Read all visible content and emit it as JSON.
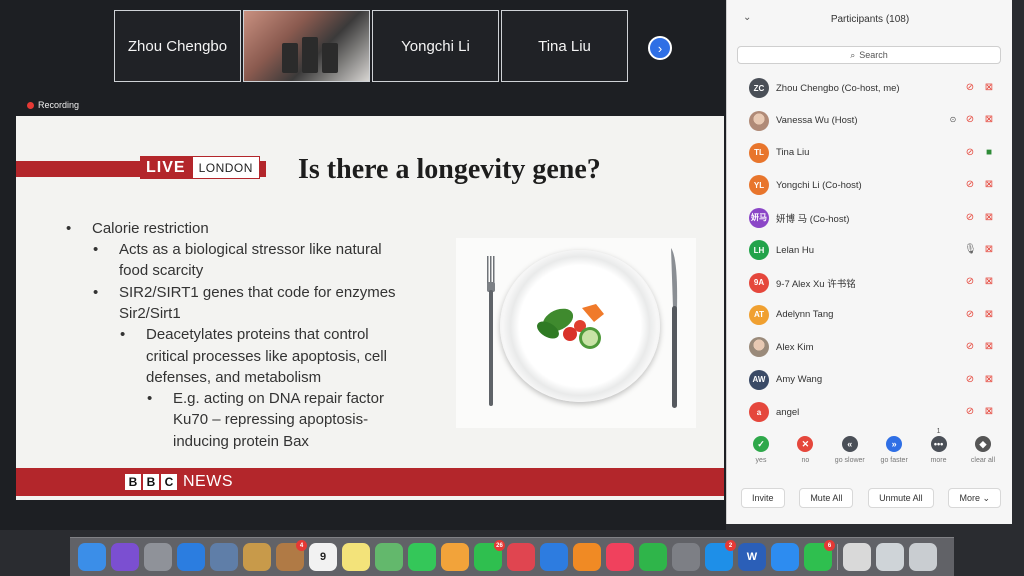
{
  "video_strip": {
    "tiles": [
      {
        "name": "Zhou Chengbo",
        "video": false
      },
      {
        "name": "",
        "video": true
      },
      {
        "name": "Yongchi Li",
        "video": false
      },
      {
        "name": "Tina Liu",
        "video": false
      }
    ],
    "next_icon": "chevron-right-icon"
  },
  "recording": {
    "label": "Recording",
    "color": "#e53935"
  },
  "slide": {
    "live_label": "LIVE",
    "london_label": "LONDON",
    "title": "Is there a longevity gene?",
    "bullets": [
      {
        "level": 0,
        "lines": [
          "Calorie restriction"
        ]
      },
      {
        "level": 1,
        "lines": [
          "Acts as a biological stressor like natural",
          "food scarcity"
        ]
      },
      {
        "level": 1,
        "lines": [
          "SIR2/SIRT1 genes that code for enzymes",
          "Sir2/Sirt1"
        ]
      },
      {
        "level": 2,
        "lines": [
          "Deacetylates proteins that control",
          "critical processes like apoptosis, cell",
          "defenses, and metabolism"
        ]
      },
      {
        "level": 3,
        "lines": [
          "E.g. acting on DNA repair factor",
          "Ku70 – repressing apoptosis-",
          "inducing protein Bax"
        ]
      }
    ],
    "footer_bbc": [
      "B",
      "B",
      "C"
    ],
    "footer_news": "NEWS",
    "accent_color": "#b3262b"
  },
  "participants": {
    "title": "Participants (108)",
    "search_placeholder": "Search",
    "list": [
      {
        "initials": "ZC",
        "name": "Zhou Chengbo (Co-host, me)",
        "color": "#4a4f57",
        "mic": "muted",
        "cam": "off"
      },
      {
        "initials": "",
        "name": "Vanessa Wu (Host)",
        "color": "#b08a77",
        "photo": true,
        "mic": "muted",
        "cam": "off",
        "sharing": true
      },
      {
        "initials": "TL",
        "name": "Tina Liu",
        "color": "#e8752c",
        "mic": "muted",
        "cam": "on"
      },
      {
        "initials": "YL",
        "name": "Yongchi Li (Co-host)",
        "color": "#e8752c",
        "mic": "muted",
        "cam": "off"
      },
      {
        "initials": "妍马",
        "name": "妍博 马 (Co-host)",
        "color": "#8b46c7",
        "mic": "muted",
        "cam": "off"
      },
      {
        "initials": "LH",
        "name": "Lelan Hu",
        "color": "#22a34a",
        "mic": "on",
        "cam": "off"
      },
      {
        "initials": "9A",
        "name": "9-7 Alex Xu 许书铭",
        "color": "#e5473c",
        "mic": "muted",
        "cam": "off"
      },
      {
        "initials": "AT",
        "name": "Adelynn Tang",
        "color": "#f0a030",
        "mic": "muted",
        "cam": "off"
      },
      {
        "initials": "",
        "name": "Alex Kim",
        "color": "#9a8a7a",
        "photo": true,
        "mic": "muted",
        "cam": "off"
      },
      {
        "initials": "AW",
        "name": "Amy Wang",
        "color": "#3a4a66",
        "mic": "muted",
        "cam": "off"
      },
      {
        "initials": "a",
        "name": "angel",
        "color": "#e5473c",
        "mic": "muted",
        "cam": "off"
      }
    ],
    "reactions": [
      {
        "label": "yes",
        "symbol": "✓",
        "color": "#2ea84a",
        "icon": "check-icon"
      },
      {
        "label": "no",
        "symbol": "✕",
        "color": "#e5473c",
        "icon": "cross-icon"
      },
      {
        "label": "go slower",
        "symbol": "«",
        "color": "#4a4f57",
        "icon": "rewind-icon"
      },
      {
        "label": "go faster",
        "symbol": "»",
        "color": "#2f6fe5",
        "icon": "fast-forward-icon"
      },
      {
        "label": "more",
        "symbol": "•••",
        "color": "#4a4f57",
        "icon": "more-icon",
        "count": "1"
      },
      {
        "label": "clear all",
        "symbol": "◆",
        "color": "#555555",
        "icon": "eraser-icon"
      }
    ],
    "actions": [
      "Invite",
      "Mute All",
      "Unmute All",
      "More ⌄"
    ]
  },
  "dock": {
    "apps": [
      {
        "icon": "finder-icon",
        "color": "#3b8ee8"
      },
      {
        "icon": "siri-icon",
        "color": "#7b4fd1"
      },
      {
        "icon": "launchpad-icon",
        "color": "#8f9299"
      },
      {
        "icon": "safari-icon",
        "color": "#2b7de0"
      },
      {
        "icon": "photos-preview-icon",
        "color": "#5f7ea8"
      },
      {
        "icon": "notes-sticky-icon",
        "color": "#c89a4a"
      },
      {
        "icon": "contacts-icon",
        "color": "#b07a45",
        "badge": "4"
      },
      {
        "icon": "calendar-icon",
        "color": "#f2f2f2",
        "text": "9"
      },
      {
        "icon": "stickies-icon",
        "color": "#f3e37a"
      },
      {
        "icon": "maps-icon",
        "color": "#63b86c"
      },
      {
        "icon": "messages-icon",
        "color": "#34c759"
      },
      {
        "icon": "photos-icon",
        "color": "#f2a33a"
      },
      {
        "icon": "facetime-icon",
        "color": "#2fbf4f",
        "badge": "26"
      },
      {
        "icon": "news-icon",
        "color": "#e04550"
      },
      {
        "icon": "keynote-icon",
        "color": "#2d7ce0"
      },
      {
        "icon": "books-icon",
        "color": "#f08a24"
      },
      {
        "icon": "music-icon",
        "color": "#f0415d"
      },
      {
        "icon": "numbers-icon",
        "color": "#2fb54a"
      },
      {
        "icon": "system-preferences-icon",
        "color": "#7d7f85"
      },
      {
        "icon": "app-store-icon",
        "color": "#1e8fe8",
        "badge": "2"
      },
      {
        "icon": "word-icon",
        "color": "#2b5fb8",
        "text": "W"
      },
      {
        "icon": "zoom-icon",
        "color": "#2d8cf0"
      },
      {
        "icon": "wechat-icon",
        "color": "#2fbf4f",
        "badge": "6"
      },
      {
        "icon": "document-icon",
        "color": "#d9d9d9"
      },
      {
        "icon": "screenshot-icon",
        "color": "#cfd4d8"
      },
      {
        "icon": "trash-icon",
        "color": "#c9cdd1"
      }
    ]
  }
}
==========
**What to do**
An exact copy of the records above is required, leaving out the pictures.

**Solution to the problem**
Read all visible content and emit it as JSON.
{
  "video_strip": {
    "tiles": [
      {
        "name": "Zhou Chengbo",
        "video": false
      },
      {
        "name": "",
        "video": true
      },
      {
        "name": "Yongchi Li",
        "video": false
      },
      {
        "name": "Tina Liu",
        "video": false
      }
    ],
    "next_icon": "chevron-right-icon"
  },
  "recording": {
    "label": "Recording",
    "color": "#e53935"
  },
  "slide": {
    "live_label": "LIVE",
    "london_label": "LONDON",
    "title": "Is there a longevity gene?",
    "bullets": [
      {
        "level": 0,
        "lines": [
          "Calorie restriction"
        ]
      },
      {
        "level": 1,
        "lines": [
          "Acts as a biological stressor like natural",
          "food scarcity"
        ]
      },
      {
        "level": 1,
        "lines": [
          "SIR2/SIRT1 genes that code for enzymes",
          "Sir2/Sirt1"
        ]
      },
      {
        "level": 2,
        "lines": [
          "Deacetylates proteins that control",
          "critical processes like apoptosis, cell",
          "defenses, and metabolism"
        ]
      },
      {
        "level": 3,
        "lines": [
          "E.g. acting on DNA repair factor",
          "Ku70 – repressing apoptosis-",
          "inducing protein Bax"
        ]
      }
    ],
    "footer_bbc": [
      "B",
      "B",
      "C"
    ],
    "footer_news": "NEWS",
    "accent_color": "#b3262b"
  },
  "participants": {
    "title": "Participants (108)",
    "search_placeholder": "Search",
    "list": [
      {
        "initials": "ZC",
        "name": "Zhou Chengbo (Co-host, me)",
        "color": "#4a4f57",
        "mic": "muted",
        "cam": "off"
      },
      {
        "initials": "",
        "name": "Vanessa Wu (Host)",
        "color": "#b08a77",
        "photo": true,
        "mic": "muted",
        "cam": "off",
        "sharing": true
      },
      {
        "initials": "TL",
        "name": "Tina Liu",
        "color": "#e8752c",
        "mic": "muted",
        "cam": "on"
      },
      {
        "initials": "YL",
        "name": "Yongchi Li (Co-host)",
        "color": "#e8752c",
        "mic": "muted",
        "cam": "off"
      },
      {
        "initials": "妍马",
        "name": "妍博 马 (Co-host)",
        "color": "#8b46c7",
        "mic": "muted",
        "cam": "off"
      },
      {
        "initials": "LH",
        "name": "Lelan Hu",
        "color": "#22a34a",
        "mic": "on",
        "cam": "off"
      },
      {
        "initials": "9A",
        "name": "9-7 Alex Xu 许书铭",
        "color": "#e5473c",
        "mic": "muted",
        "cam": "off"
      },
      {
        "initials": "AT",
        "name": "Adelynn Tang",
        "color": "#f0a030",
        "mic": "muted",
        "cam": "off"
      },
      {
        "initials": "",
        "name": "Alex Kim",
        "color": "#9a8a7a",
        "photo": true,
        "mic": "muted",
        "cam": "off"
      },
      {
        "initials": "AW",
        "name": "Amy Wang",
        "color": "#3a4a66",
        "mic": "muted",
        "cam": "off"
      },
      {
        "initials": "a",
        "name": "angel",
        "color": "#e5473c",
        "mic": "muted",
        "cam": "off"
      }
    ],
    "reactions": [
      {
        "label": "yes",
        "symbol": "✓",
        "color": "#2ea84a",
        "icon": "check-icon"
      },
      {
        "label": "no",
        "symbol": "✕",
        "color": "#e5473c",
        "icon": "cross-icon"
      },
      {
        "label": "go slower",
        "symbol": "«",
        "color": "#4a4f57",
        "icon": "rewind-icon"
      },
      {
        "label": "go faster",
        "symbol": "»",
        "color": "#2f6fe5",
        "icon": "fast-forward-icon"
      },
      {
        "label": "more",
        "symbol": "•••",
        "color": "#4a4f57",
        "icon": "more-icon",
        "count": "1"
      },
      {
        "label": "clear all",
        "symbol": "◆",
        "color": "#555555",
        "icon": "eraser-icon"
      }
    ],
    "actions": [
      "Invite",
      "Mute All",
      "Unmute All",
      "More ⌄"
    ]
  },
  "dock": {
    "apps": [
      {
        "icon": "finder-icon",
        "color": "#3b8ee8"
      },
      {
        "icon": "siri-icon",
        "color": "#7b4fd1"
      },
      {
        "icon": "launchpad-icon",
        "color": "#8f9299"
      },
      {
        "icon": "safari-icon",
        "color": "#2b7de0"
      },
      {
        "icon": "photos-preview-icon",
        "color": "#5f7ea8"
      },
      {
        "icon": "notes-sticky-icon",
        "color": "#c89a4a"
      },
      {
        "icon": "contacts-icon",
        "color": "#b07a45",
        "badge": "4"
      },
      {
        "icon": "calendar-icon",
        "color": "#f2f2f2",
        "text": "9"
      },
      {
        "icon": "stickies-icon",
        "color": "#f3e37a"
      },
      {
        "icon": "maps-icon",
        "color": "#63b86c"
      },
      {
        "icon": "messages-icon",
        "color": "#34c759"
      },
      {
        "icon": "photos-icon",
        "color": "#f2a33a"
      },
      {
        "icon": "facetime-icon",
        "color": "#2fbf4f",
        "badge": "26"
      },
      {
        "icon": "news-icon",
        "color": "#e04550"
      },
      {
        "icon": "keynote-icon",
        "color": "#2d7ce0"
      },
      {
        "icon": "books-icon",
        "color": "#f08a24"
      },
      {
        "icon": "music-icon",
        "color": "#f0415d"
      },
      {
        "icon": "numbers-icon",
        "color": "#2fb54a"
      },
      {
        "icon": "system-preferences-icon",
        "color": "#7d7f85"
      },
      {
        "icon": "app-store-icon",
        "color": "#1e8fe8",
        "badge": "2"
      },
      {
        "icon": "word-icon",
        "color": "#2b5fb8",
        "text": "W"
      },
      {
        "icon": "zoom-icon",
        "color": "#2d8cf0"
      },
      {
        "icon": "wechat-icon",
        "color": "#2fbf4f",
        "badge": "6"
      },
      {
        "icon": "document-icon",
        "color": "#d9d9d9"
      },
      {
        "icon": "screenshot-icon",
        "color": "#cfd4d8"
      },
      {
        "icon": "trash-icon",
        "color": "#c9cdd1"
      }
    ]
  }
}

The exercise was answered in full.